● **COURT EXERCICE A**: Recopiez à l'identique le passage de la chronique qui va de « Wáng Zǐ est un » jusqu'à « porteur de projet. ».

● **DOCUMENT**:
▼▼▼
Mis à jour le : 5 décembre 2024

Wáng Zǐ est un prince de la danse. Il a quitté le confort d’une vie toute tracée de manager en entreprise pour celle, plus exaltante et plus risquée, d’artiste. Je ne sais s’il s’attendait à y apprendre autant de ses erreurs en matière de management artistique.

L’erreur qu’il nous raconte se déroule dans un contexte bien précis. Lorsqu’une compagnie de danse en est à ses débuts, parvenir à avoir une date de première suppose d’avoir réussi, après des mois voire des années de tentatives avortées, à convaincre un inconnu de lui prêter un théâtre, pour finaliser une création dont ni lui ni les artistes ne connaissent le résultat. C’est donc une immense prise de risque pour l’inconnu. Et c’est au prix d’une énergie folle de la part du porteur de projet.

Les noms employés dans cette chronique sont des noms de scène, évidemment.

Peux-tu nous planter le décor de ton erreur ?

C’est ma première création chorégraphique. Nous sommes toutes et tous bénévoles. Nous travaillons ensemble car nous défendons une création à laquelle on croit. On espère qu’on arrivera à la diffuser. Et à terme, à se payer. On y croit fort. 

Le porteur de l’idée et le moteur, c’est moi. Je suis le créateur et le chorégraphe. Et aussi le recruteur et le comptable. Je suis le communiquant et le chef des opérations, ainsi que le responsable du catering et de la logistique. Je suis l’oreille qui écoute. Un peu trop de choses à vrai dire. 

Dans l’équipe, Mathieu ne va pas bien. Tout me démontre qu’il n’est pas capable de continuer à travailler : il souffre d’une instabilité psychologique qu’il ne cherche pas à cacher et d’insuffisances techniques avérées. Il travaille dur pour compenser, mais tout ceci a un impact sur le reste de l’équipe.
▲▲▲
Extrait d'un fichier de données
▼▼▼
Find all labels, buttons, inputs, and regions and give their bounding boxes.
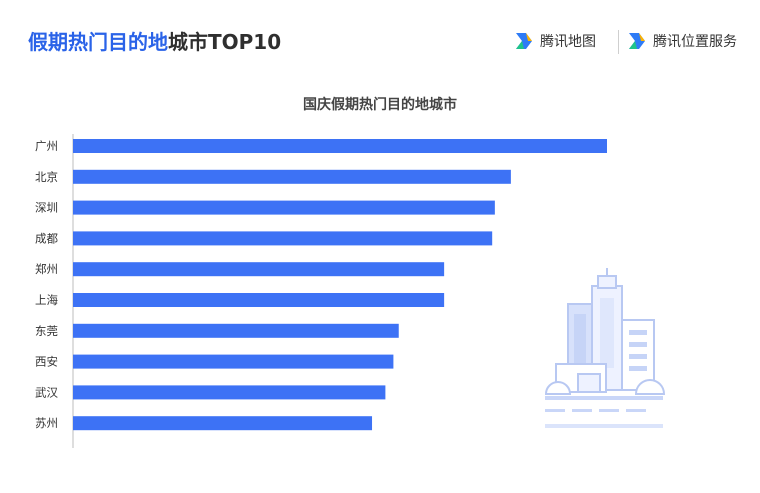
category-label: 西安 [35,355,58,369]
tencent-location-brand: 腾讯位置服务 [626,30,737,52]
category-label: 深圳 [35,201,58,215]
bar [73,385,386,400]
category-label: 上海 [35,293,58,307]
bar [73,169,511,184]
category-label: 成都 [35,231,58,245]
tencent-map-label: 腾讯地图 [540,34,596,50]
chart-title: 国庆假期热门目的地城市 [303,97,457,113]
bar [73,139,607,153]
category-label: 北京 [35,170,58,184]
city-buildings-illustration [544,268,665,428]
bar [73,262,445,277]
bar [73,354,394,369]
category-label: 东莞 [35,324,58,338]
page-title: 假期热门目的地城市TOP10 [28,26,281,55]
category-label: 郑州 [35,262,58,276]
tencent-location-label: 腾讯位置服务 [653,34,737,50]
tencent-map-brand: 腾讯地图 [513,30,596,52]
bar [73,293,445,307]
bar [73,416,373,431]
bar [73,231,493,246]
page-title-highlight: 假期热门目的地 [28,30,168,54]
bar [73,323,399,338]
tencent-location-logo-icon [629,33,645,49]
brand-divider [618,30,619,54]
category-label: 武汉 [35,385,58,399]
page-title-rest: 城市TOP10 [168,30,282,54]
bar [73,200,495,215]
tencent-map-logo-icon [516,33,532,49]
category-label: 广州 [35,139,58,153]
category-label: 苏州 [35,416,58,430]
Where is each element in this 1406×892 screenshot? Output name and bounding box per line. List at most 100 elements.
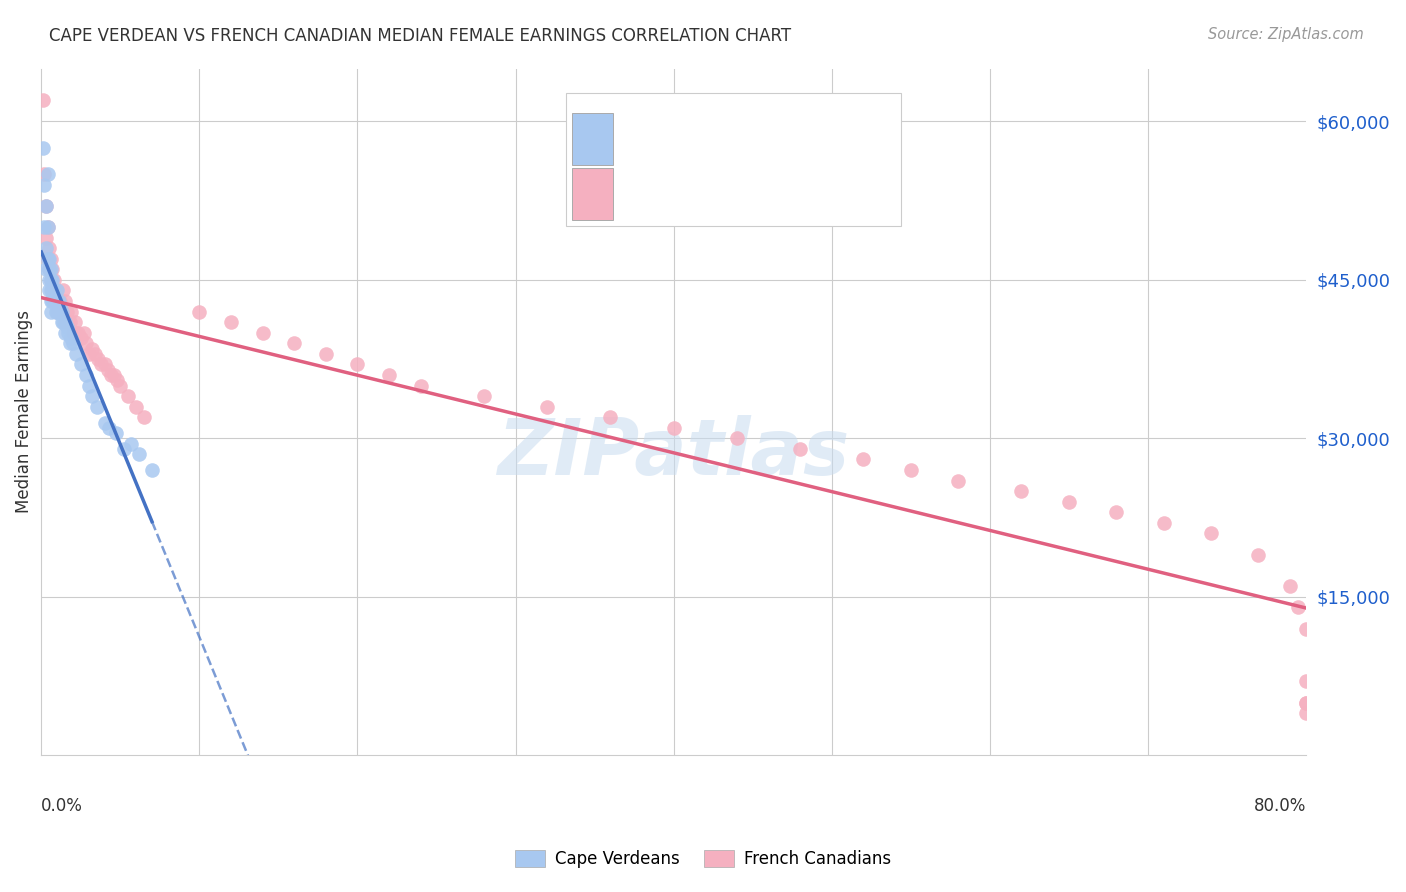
▲▲▲
● **COURT EXERCICE B**: Mettez sous forme de liste JSON de chaînes, à raison d'une chaîne par ligne et sans les lignes vides, tout ce qui va du début des entrées jusqu'à la ligne contenant « category-label: 北京 [35,170,58,184] », celle-ci comprise. Ne faites pas figurer les images dans la réponse.

● **RÉPONSE ATTENDUE A**:
Wáng Zǐ est un prince de la danse. Il a quitté le confort d’une vie toute tracée de manager en entreprise pour celle, plus exaltante et plus risquée, d’artiste. Je ne sais s’il s’attendait à y apprendre autant de ses erreurs en matière de management artistique.

L’erreur qu’il nous raconte se déroule dans un contexte bien précis. Lorsqu’une compagnie de danse en est à ses débuts, parvenir à avoir une date de première suppose d’avoir réussi, après des mois voire des années de tentatives avortées, à convaincre un inconnu de lui prêter un théâtre, pour finaliser une création dont ni lui ni les artistes ne connaissent le résultat. C’est donc une immense prise de risque pour l’inconnu. Et c’est au prix d’une énergie folle de la part du porteur de projet.

● **RÉPONSE ATTENDUE B**:
[
  "Find all labels, buttons, inputs, and regions and give their bounding boxes.",
  "category-label: 西安 [35,355,58,369]",
  "tencent-location-brand: 腾讯位置服务 [626,30,737,52]",
  "category-label: 深圳 [35,201,58,215]",
  "bar [73,385,386,400]",
  "category-label: 上海 [35,293,58,307]",
  "bar [73,169,511,184]",
  "category-label: 成都 [35,231,58,245]",
  "tencent-map-label: 腾讯地图 [540,34,596,50]",
  "chart-title: 国庆假期热门目的地城市 [303,97,457,113]",
  "bar [73,139,607,153]",
  "category-label: 北京 [35,170,58,184]"
]